* _Aim_
Transcribe the listing verbatim. Do not carry over any pictures.

* _Source data_
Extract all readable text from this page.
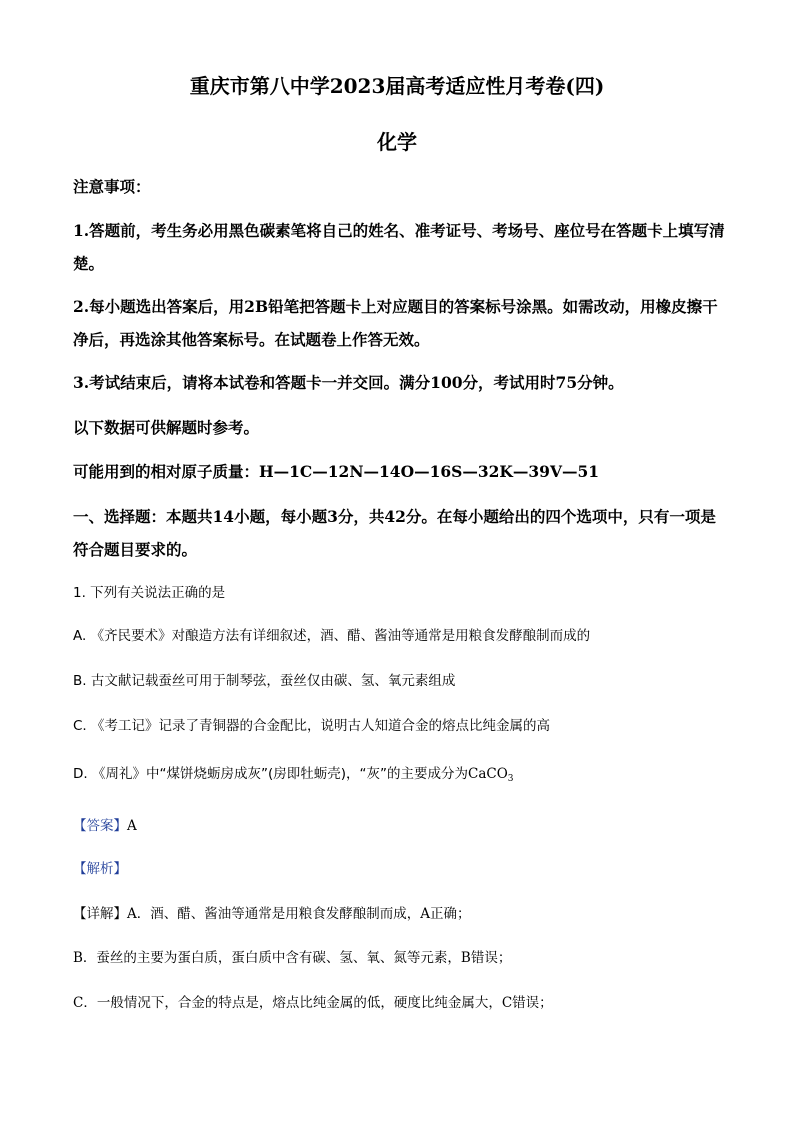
重庆市第八中学2023届高考适应性月考卷(四)
化学
注意事项：
1.答题前，考生务必用黑色碳素笔将自己的姓名、准考证号、考场号、座位号在答题卡上填写清楚。
2.每小题选出答案后，用2B铅笔把答题卡上对应题目的答案标号涂黑。如需改动，用橡皮擦干净后，再选涂其他答案标号。在试题卷上作答无效。
3.考试结束后，请将本试卷和答题卡一并交回。满分100分，考试用时75分钟。
以下数据可供解题时参考。
可能用到的相对原子质量：H—1C—12N—14O—16S—32K—39V—51
一、选择题：本题共14小题，每小题3分，共42分。在每小题给出的四个选项中，只有一项是符合题目要求的。
1. 下列有关说法正确的是
A. 《齐民要术》对酿造方法有详细叙述，酒、醋、酱油等通常是用粮食发酵酿制而成的
B. 古文献记载蚕丝可用于制琴弦，蚕丝仅由碳、氢、氧元素组成
C. 《考工记》记录了青铜器的合金配比，说明古人知道合金的熔点比纯金属的高
D. 《周礼》中“煤饼烧蛎房成灰”(房即牡蛎壳)，“灰”的主要成分为CaCO$_3$
【答案】A
【解析】
【详解】A．酒、醋、酱油等通常是用粮食发酵酿制而成，A正确；
B．蚕丝的主要为蛋白质，蛋白质中含有碳、氢、氧、氮等元素，B错误；
C．一般情况下，合金的特点是，熔点比纯金属的低，硬度比纯金属大，C错误；
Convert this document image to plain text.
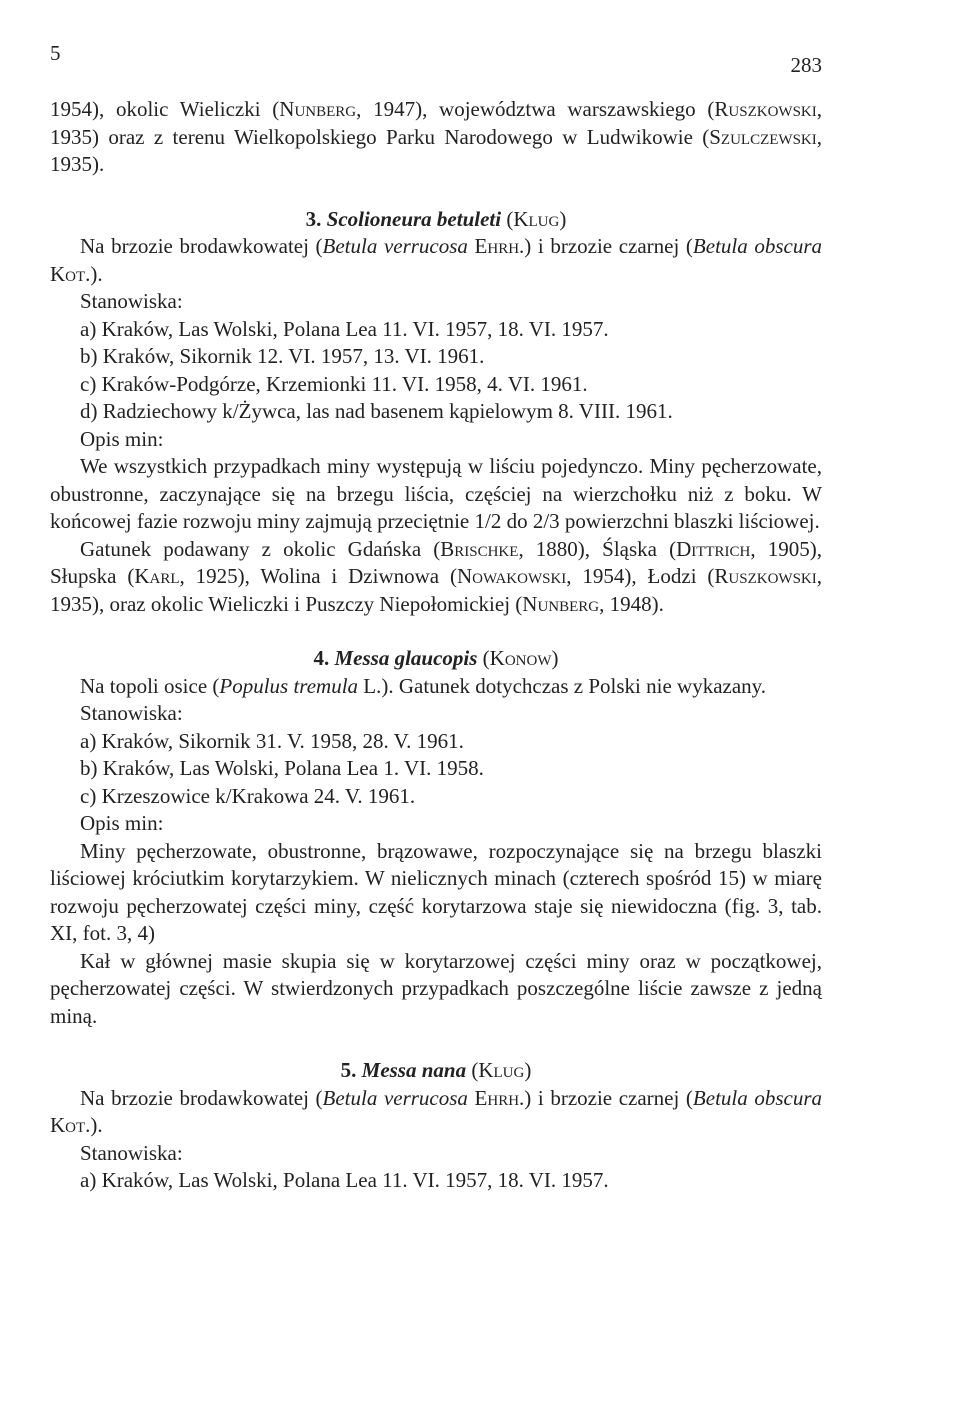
5	283

1954), okolic Wieliczki (Nunberg, 1947), województwa warszawskiego (Ruszkowski, 1935) oraz z terenu Wielkopolskiego Parku Narodowego w Ludwikowie (Szulczewski, 1935).

3. Scolioneura betuleti (Klug)

Na brzozie brodawkowatej (Betula verrucosa Ehrh.) i brzozie czarnej (Betula obscura Kot.).

Stanowiska:

a) Kraków, Las Wolski, Polana Lea 11. VI. 1957, 18. VI. 1957.

b) Kraków, Sikornik 12. VI. 1957, 13. VI. 1961.

c) Kraków-Podgórze, Krzemionki 11. VI. 1958, 4. VI. 1961.

d) Radziechowy k/Żywca, las nad basenem kąpielowym 8. VIII. 1961.

Opis min:

We wszystkich przypadkach miny występują w liściu pojedynczo. Miny pęcherzowate, obustronne, zaczynające się na brzegu liścia, częściej na wierzchołku niż z boku. W końcowej fazie rozwoju miny zajmują przeciętnie 1/2 do 2/3 powierzchni blaszki liściowej.

Gatunek podawany z okolic Gdańska (Brischke, 1880), Śląska (Dittrich, 1905), Słupska (Karl, 1925), Wolina i Dziwnowa (Nowakowski, 1954), Łodzi (Ruszkowski, 1935), oraz okolic Wieliczki i Puszczy Niepołomickiej (Nunberg, 1948).

4. Messa glaucopis (Konow)

Na topoli osice (Populus tremula L.). Gatunek dotychczas z Polski nie wykazany.

Stanowiska:

a) Kraków, Sikornik 31. V. 1958, 28. V. 1961.

b) Kraków, Las Wolski, Polana Lea 1. VI. 1958.

c) Krzeszowice k/Krakowa 24. V. 1961.

Opis min:

Miny pęcherzowate, obustronne, brązowawe, rozpoczynające się na brzegu blaszki liściowej króciutkim korytarzykiem. W nielicznych minach (czterech spośród 15) w miarę rozwoju pęcherzowatej części miny, część korytarzowa staje się niewidoczna (fig. 3, tab. XI, fot. 3, 4)

Kał w głównej masie skupia się w korytarzowej części miny oraz w początkowej, pęcherzowatej części. W stwierdzonych przypadkach poszczególne liście zawsze z jedną miną.

5. Messa nana (Klug)

Na brzozie brodawkowatej (Betula verrucosa Ehrh.) i brzozie czarnej (Betula obscura Kot.).

Stanowiska:

a) Kraków, Las Wolski, Polana Lea 11. VI. 1957, 18. VI. 1957.
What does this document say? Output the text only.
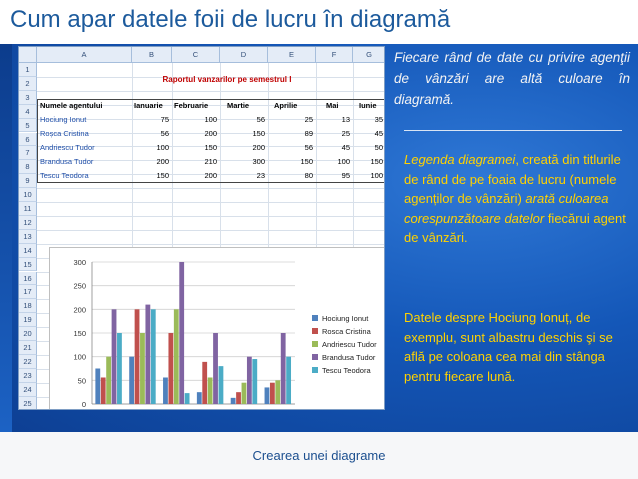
Cum apar datele foii de lucru în diagramă
A	B	C	D	E	F	G
1
2
3
4
5
6
7
8
9
10
11
12
13
14
15
16
17
18
19
20
21
22
23
24
25
Raportul vanzarilor pe semestrul I
Numele agentului	Ianuarie	Februarie	Martie	Aprilie	Mai	Iunie
Hociung Ionut	75	100	56	25	13	35
Roșca Cristina	56	200	150	89	25	45
Andriescu Tudor	100	150	200	56	45	50
Brandusa Tudor	200	210	300	150	100	150
Tescu Teodora	150	200	23	80	95	100
0
50
100
150
200
250
300
Hociung Ionut
Rosca Cristina
Andriescu Tudor
Brandusa Tudor
Tescu Teodora
Fiecare rând de date cu privire agenţii de vânzări are altă culoare în diagramă.
Legenda diagramei, creată din titlurile de rând de pe foaia de lucru (numele agenților de vânzări) arată culoarea corespunzătoare datelor fiecărui agent de vânzări.
Datele despre Hociung Ionuț, de exemplu, sunt albastru deschis şi se află pe coloana cea mai din stânga pentru fiecare lună.
Crearea unei diagrame
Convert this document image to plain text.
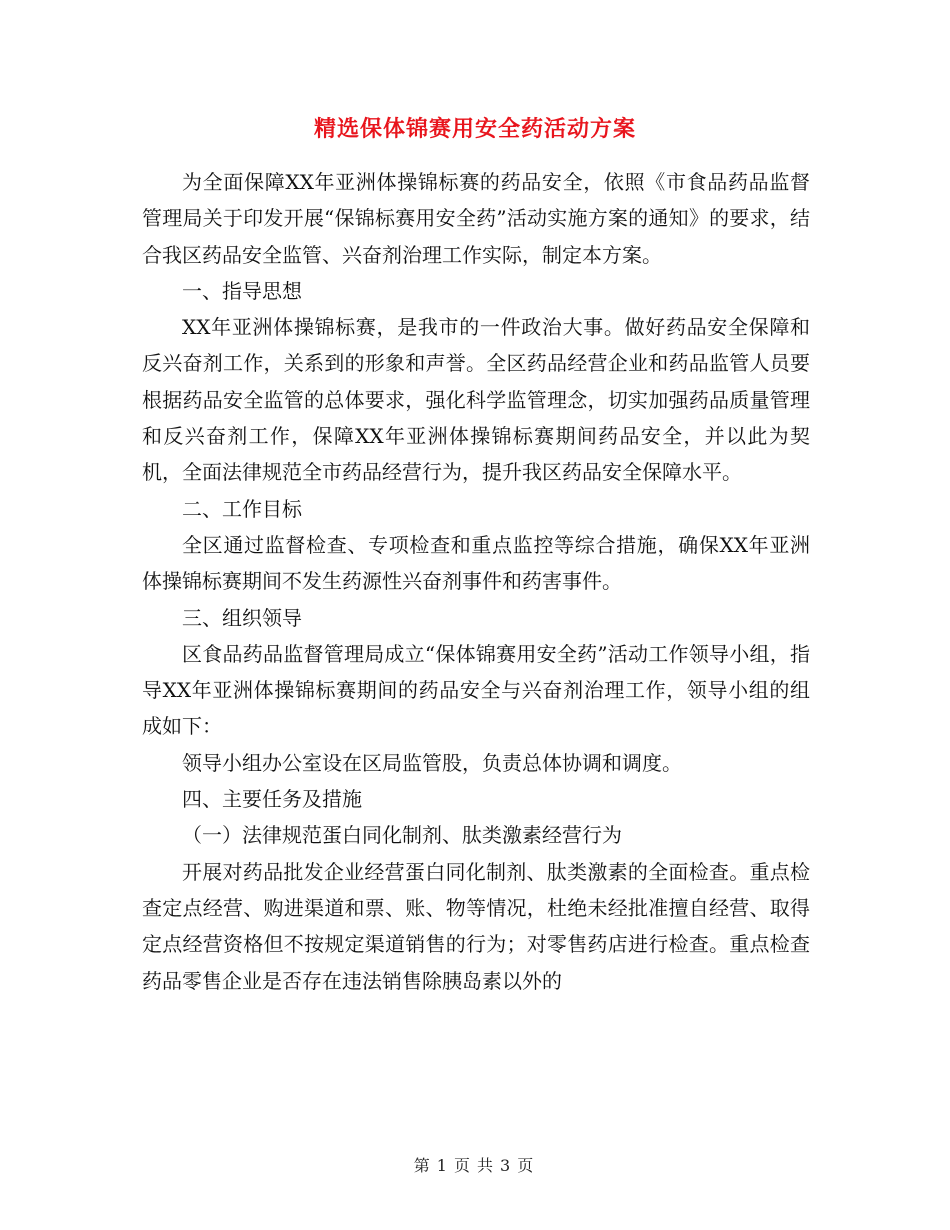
精选保体锦赛用安全药活动方案

为全面保障XX年亚洲体操锦标赛的药品安全，依照《市食品药品监督管理局关于印发开展“保锦标赛用安全药”活动实施方案的通知》的要求，结合我区药品安全监管、兴奋剂治理工作实际，制定本方案。

一、指导思想

XX年亚洲体操锦标赛，是我市的一件政治大事。做好药品安全保障和反兴奋剂工作，关系到的形象和声誉。全区药品经营企业和药品监管人员要根据药品安全监管的总体要求，强化科学监管理念，切实加强药品质量管理和反兴奋剂工作，保障XX年亚洲体操锦标赛期间药品安全，并以此为契机，全面法律规范全市药品经营行为，提升我区药品安全保障水平。

二、工作目标

全区通过监督检查、专项检查和重点监控等综合措施，确保XX年亚洲体操锦标赛期间不发生药源性兴奋剂事件和药害事件。

三、组织领导

区食品药品监督管理局成立“保体锦赛用安全药”活动工作领导小组，指导XX年亚洲体操锦标赛期间的药品安全与兴奋剂治理工作，领导小组的组成如下：

领导小组办公室设在区局监管股，负责总体协调和调度。

四、主要任务及措施

（一）法律规范蛋白同化制剂、肽类激素经营行为

开展对药品批发企业经营蛋白同化制剂、肽类激素的全面检查。重点检查定点经营、购进渠道和票、账、物等情况，杜绝未经批准擅自经营、取得定点经营资格但不按规定渠道销售的行为；对零售药店进行检查。重点检查药品零售企业是否存在违法销售除胰岛素以外的

第 1 页 共 3 页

* _Task answer_
Extract all readable text from this page.
重庆市第八中学2023届高考适应性月考卷(四)
化学
注意事项：
1.答题前，考生务必用黑色碳素笔将自己的姓名、准考证号、考场号、座位号在答题卡上填写清楚。
2.每小题选出答案后，用2B铅笔把答题卡上对应题目的答案标号涂黑。如需改动，用橡皮擦干净后，再选涂其他答案标号。在试题卷上作答无效。
3.考试结束后，请将本试卷和答题卡一并交回。满分100分，考试用时75分钟。
以下数据可供解题时参考。
可能用到的相对原子质量：H—1C—12N—14O—16S—32K—39V—51
一、选择题：本题共14小题，每小题3分，共42分。在每小题给出的四个选项中，只有一项是符合题目要求的。
1. 下列有关说法正确的是
A. 《齐民要术》对酿造方法有详细叙述，酒、醋、酱油等通常是用粮食发酵酿制而成的
B. 古文献记载蚕丝可用于制琴弦，蚕丝仅由碳、氢、氧元素组成
C. 《考工记》记录了青铜器的合金配比，说明古人知道合金的熔点比纯金属的高
D. 《周礼》中“煤饼烧蛎房成灰”(房即牡蛎壳)，“灰”的主要成分为CaCO$_3$
【答案】A
【解析】
【详解】A．酒、醋、酱油等通常是用粮食发酵酿制而成，A正确；
B．蚕丝的主要为蛋白质，蛋白质中含有碳、氢、氧、氮等元素，B错误；
C．一般情况下，合金的特点是，熔点比纯金属的低，硬度比纯金属大，C错误；
Convert this document image to plain text.
5	283

1954), okolic Wieliczki (Nunberg, 1947), województwa warszawskiego (Ruszkowski, 1935) oraz z terenu Wielkopolskiego Parku Narodowego w Ludwikowie (Szulczewski, 1935).

3. Scolioneura betuleti (Klug)

Na brzozie brodawkowatej (Betula verrucosa Ehrh.) i brzozie czarnej (Betula obscura Kot.).

Stanowiska:

a) Kraków, Las Wolski, Polana Lea 11. VI. 1957, 18. VI. 1957.

b) Kraków, Sikornik 12. VI. 1957, 13. VI. 1961.

c) Kraków-Podgórze, Krzemionki 11. VI. 1958, 4. VI. 1961.

d) Radziechowy k/Żywca, las nad basenem kąpielowym 8. VIII. 1961.

Opis min:

We wszystkich przypadkach miny występują w liściu pojedynczo. Miny pęcherzowate, obustronne, zaczynające się na brzegu liścia, częściej na wierzchołku niż z boku. W końcowej fazie rozwoju miny zajmują przeciętnie 1/2 do 2/3 powierzchni blaszki liściowej.

Gatunek podawany z okolic Gdańska (Brischke, 1880), Śląska (Dittrich, 1905), Słupska (Karl, 1925), Wolina i Dziwnowa (Nowakowski, 1954), Łodzi (Ruszkowski, 1935), oraz okolic Wieliczki i Puszczy Niepołomickiej (Nunberg, 1948).

4. Messa glaucopis (Konow)

Na topoli osice (Populus tremula L.). Gatunek dotychczas z Polski nie wykazany.

Stanowiska:

a) Kraków, Sikornik 31. V. 1958, 28. V. 1961.

b) Kraków, Las Wolski, Polana Lea 1. VI. 1958.

c) Krzeszowice k/Krakowa 24. V. 1961.

Opis min:

Miny pęcherzowate, obustronne, brązowawe, rozpoczynające się na brzegu blaszki liściowej króciutkim korytarzykiem. W nielicznych minach (czterech spośród 15) w miarę rozwoju pęcherzowatej części miny, część korytarzowa staje się niewidoczna (fig. 3, tab. XI, fot. 3, 4)

Kał w głównej masie skupia się w korytarzowej części miny oraz w początkowej, pęcherzowatej części. W stwierdzonych przypadkach poszczególne liście zawsze z jedną miną.

5. Messa nana (Klug)

Na brzozie brodawkowatej (Betula verrucosa Ehrh.) i brzozie czarnej (Betula obscura Kot.).

Stanowiska:

a) Kraków, Las Wolski, Polana Lea 11. VI. 1957, 18. VI. 1957.
What does this document say? Output the text only.
Cum apar datele foii de lucru în diagramă
A	B	C	D	E	F	G
1
2
3
4
5
6
7
8
9
10
11
12
13
14
15
16
17
18
19
20
21
22
23
24
25
Raportul vanzarilor pe semestrul I
Numele agentului	Ianuarie	Februarie	Martie	Aprilie	Mai	Iunie
Hociung Ionut	75	100	56	25	13	35
Roșca Cristina	56	200	150	89	25	45
Andriescu Tudor	100	150	200	56	45	50
Brandusa Tudor	200	210	300	150	100	150
Tescu Teodora	150	200	23	80	95	100
0
50
100
150
200
250
300
Hociung Ionut
Rosca Cristina
Andriescu Tudor
Brandusa Tudor
Tescu Teodora
Fiecare rând de date cu privire agenţii de vânzări are altă culoare în diagramă.
Legenda diagramei, creată din titlurile de rând de pe foaia de lucru (numele agenților de vânzări) arată culoarea corespunzătoare datelor fiecărui agent de vânzări.
Datele despre Hociung Ionuț, de exemplu, sunt albastru deschis şi se află pe coloana cea mai din stânga pentru fiecare lună.
Crearea unei diagrame
Convert this document image to plain text.
精选保体锦赛用安全药活动方案

为全面保障XX年亚洲体操锦标赛的药品安全，依照《市食品药品监督管理局关于印发开展“保锦标赛用安全药”活动实施方案的通知》的要求，结合我区药品安全监管、兴奋剂治理工作实际，制定本方案。

一、指导思想

XX年亚洲体操锦标赛，是我市的一件政治大事。做好药品安全保障和反兴奋剂工作，关系到的形象和声誉。全区药品经营企业和药品监管人员要根据药品安全监管的总体要求，强化科学监管理念，切实加强药品质量管理和反兴奋剂工作，保障XX年亚洲体操锦标赛期间药品安全，并以此为契机，全面法律规范全市药品经营行为，提升我区药品安全保障水平。

二、工作目标

全区通过监督检查、专项检查和重点监控等综合措施，确保XX年亚洲体操锦标赛期间不发生药源性兴奋剂事件和药害事件。

三、组织领导

区食品药品监督管理局成立“保体锦赛用安全药”活动工作领导小组，指导XX年亚洲体操锦标赛期间的药品安全与兴奋剂治理工作，领导小组的组成如下：

领导小组办公室设在区局监管股，负责总体协调和调度。

四、主要任务及措施

（一）法律规范蛋白同化制剂、肽类激素经营行为

开展对药品批发企业经营蛋白同化制剂、肽类激素的全面检查。重点检查定点经营、购进渠道和票、账、物等情况，杜绝未经批准擅自经营、取得定点经营资格但不按规定渠道销售的行为；对零售药店进行检查。重点检查药品零售企业是否存在违法销售除胰岛素以外的

第 1 页 共 3 页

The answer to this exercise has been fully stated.